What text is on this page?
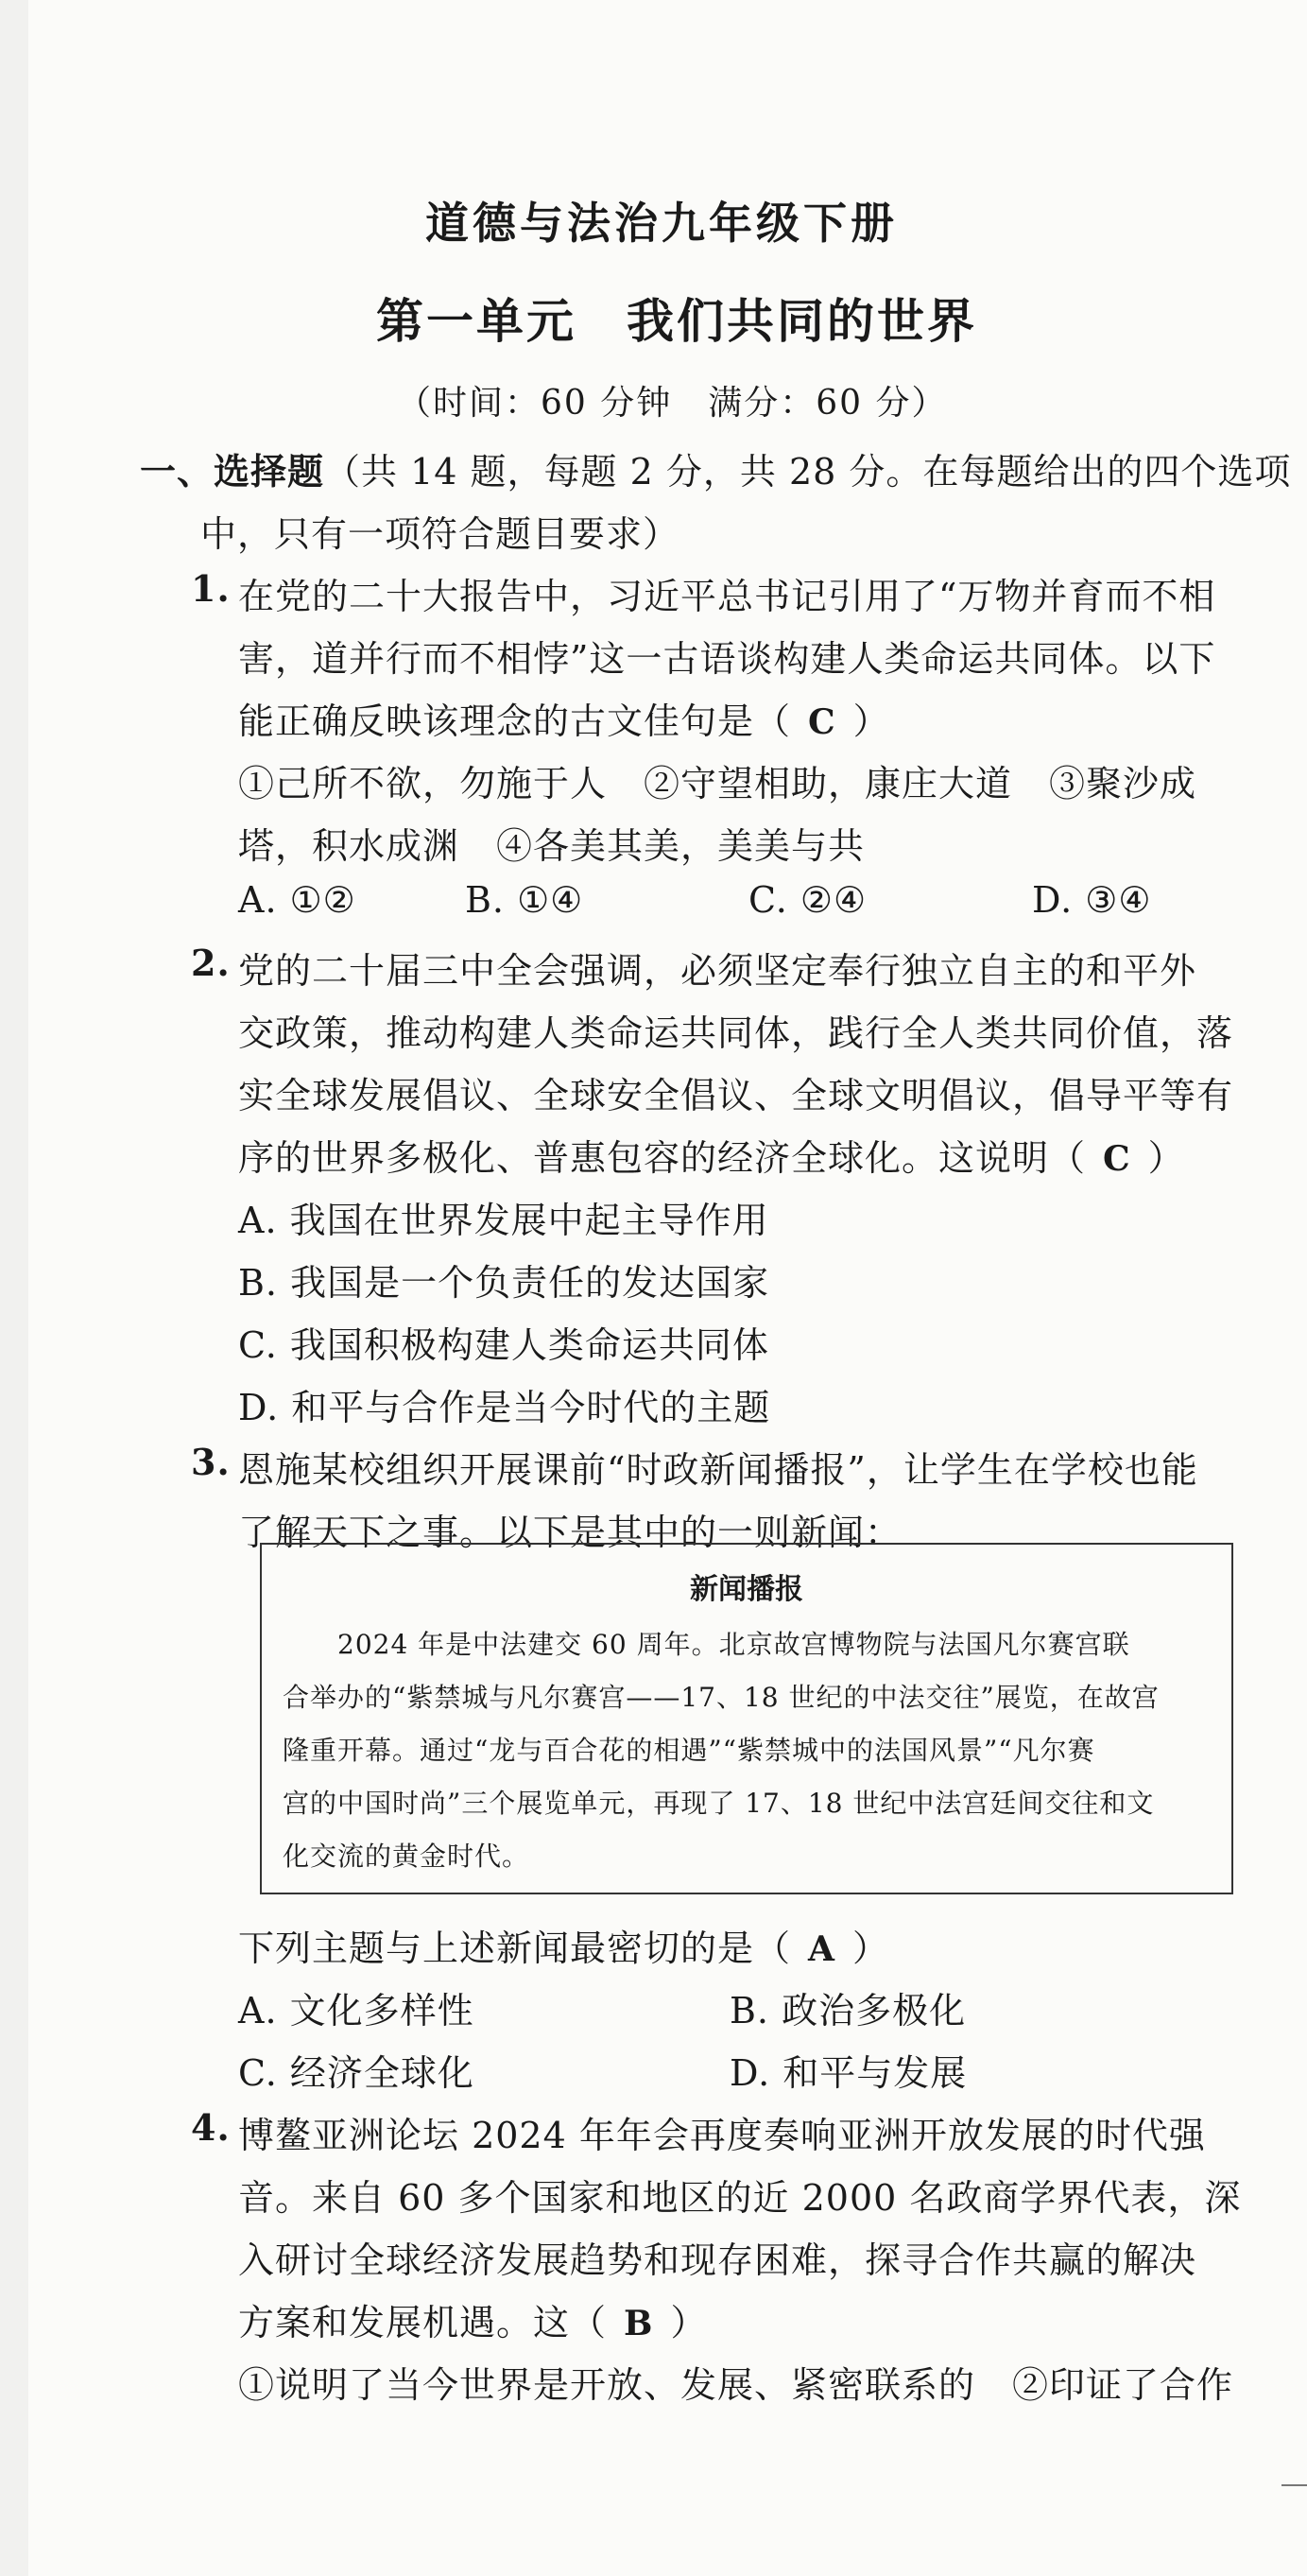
道德与法治九年级下册
第一单元　我们共同的世界
（时间：60 分钟　满分：60 分）
一、选择题（共 14 题，每题 2 分，共 28 分。在每题给出的四个选项
中，只有一项符合题目要求）
1. 在党的二十大报告中，习近平总书记引用了“万物并育而不相
害，道并行而不相悖”这一古语谈构建人类命运共同体。以下
能正确反映该理念的古文佳句是（ C ）
①己所不欲，勿施于人　②守望相助，康庄大道　③聚沙成
塔，积水成渊　④各美其美，美美与共
A. ①②	B. ①④	C. ②④	D. ③④
2. 党的二十届三中全会强调，必须坚定奉行独立自主的和平外
交政策，推动构建人类命运共同体，践行全人类共同价值，落
实全球发展倡议、全球安全倡议、全球文明倡议，倡导平等有
序的世界多极化、普惠包容的经济全球化。这说明（ C ）
A. 我国在世界发展中起主导作用
B. 我国是一个负责任的发达国家
C. 我国积极构建人类命运共同体
D. 和平与合作是当今时代的主题
3. 恩施某校组织开展课前“时政新闻播报”，让学生在学校也能
了解天下之事。以下是其中的一则新闻：
新闻播报
2024 年是中法建交 60 周年。北京故宫博物院与法国凡尔赛宫联
合举办的“紫禁城与凡尔赛宫——17、18 世纪的中法交往”展览，在故宫
隆重开幕。通过“龙与百合花的相遇”“紫禁城中的法国风景”“凡尔赛
宫的中国时尚”三个展览单元，再现了 17、18 世纪中法宫廷间交往和文
化交流的黄金时代。
下列主题与上述新闻最密切的是（ A ）
A. 文化多样性	B. 政治多极化
C. 经济全球化	D. 和平与发展
4. 博鳌亚洲论坛 2024 年年会再度奏响亚洲开放发展的时代强
音。来自 60 多个国家和地区的近 2000 名政商学界代表，深
入研讨全球经济发展趋势和现存困难，探寻合作共赢的解决
方案和发展机遇。这（ B ）
①说明了当今世界是开放、发展、紧密联系的　②印证了合作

------------------------

## Task description:
Copy all the data exactly as written, but skip any picture.

## Expected answer:
What text is on this page?
道德与法治九年级下册
第一单元　我们共同的世界
（时间：60 分钟　满分：60 分）
一、选择题（共 14 题，每题 2 分，共 28 分。在每题给出的四个选项
中，只有一项符合题目要求）
1. 在党的二十大报告中，习近平总书记引用了“万物并育而不相
害，道并行而不相悖”这一古语谈构建人类命运共同体。以下
能正确反映该理念的古文佳句是（ C ）
①己所不欲，勿施于人　②守望相助，康庄大道　③聚沙成
塔，积水成渊　④各美其美，美美与共
A. ①②	B. ①④	C. ②④	D. ③④
2. 党的二十届三中全会强调，必须坚定奉行独立自主的和平外
交政策，推动构建人类命运共同体，践行全人类共同价值，落
实全球发展倡议、全球安全倡议、全球文明倡议，倡导平等有
序的世界多极化、普惠包容的经济全球化。这说明（ C ）
A. 我国在世界发展中起主导作用
B. 我国是一个负责任的发达国家
C. 我国积极构建人类命运共同体
D. 和平与合作是当今时代的主题
3. 恩施某校组织开展课前“时政新闻播报”，让学生在学校也能
了解天下之事。以下是其中的一则新闻：
新闻播报
2024 年是中法建交 60 周年。北京故宫博物院与法国凡尔赛宫联
合举办的“紫禁城与凡尔赛宫——17、18 世纪的中法交往”展览，在故宫
隆重开幕。通过“龙与百合花的相遇”“紫禁城中的法国风景”“凡尔赛
宫的中国时尚”三个展览单元，再现了 17、18 世纪中法宫廷间交往和文
化交流的黄金时代。
下列主题与上述新闻最密切的是（ A ）
A. 文化多样性	B. 政治多极化
C. 经济全球化	D. 和平与发展
4. 博鳌亚洲论坛 2024 年年会再度奏响亚洲开放发展的时代强
音。来自 60 多个国家和地区的近 2000 名政商学界代表，深
入研讨全球经济发展趋势和现存困难，探寻合作共赢的解决
方案和发展机遇。这（ B ）
①说明了当今世界是开放、发展、紧密联系的　②印证了合作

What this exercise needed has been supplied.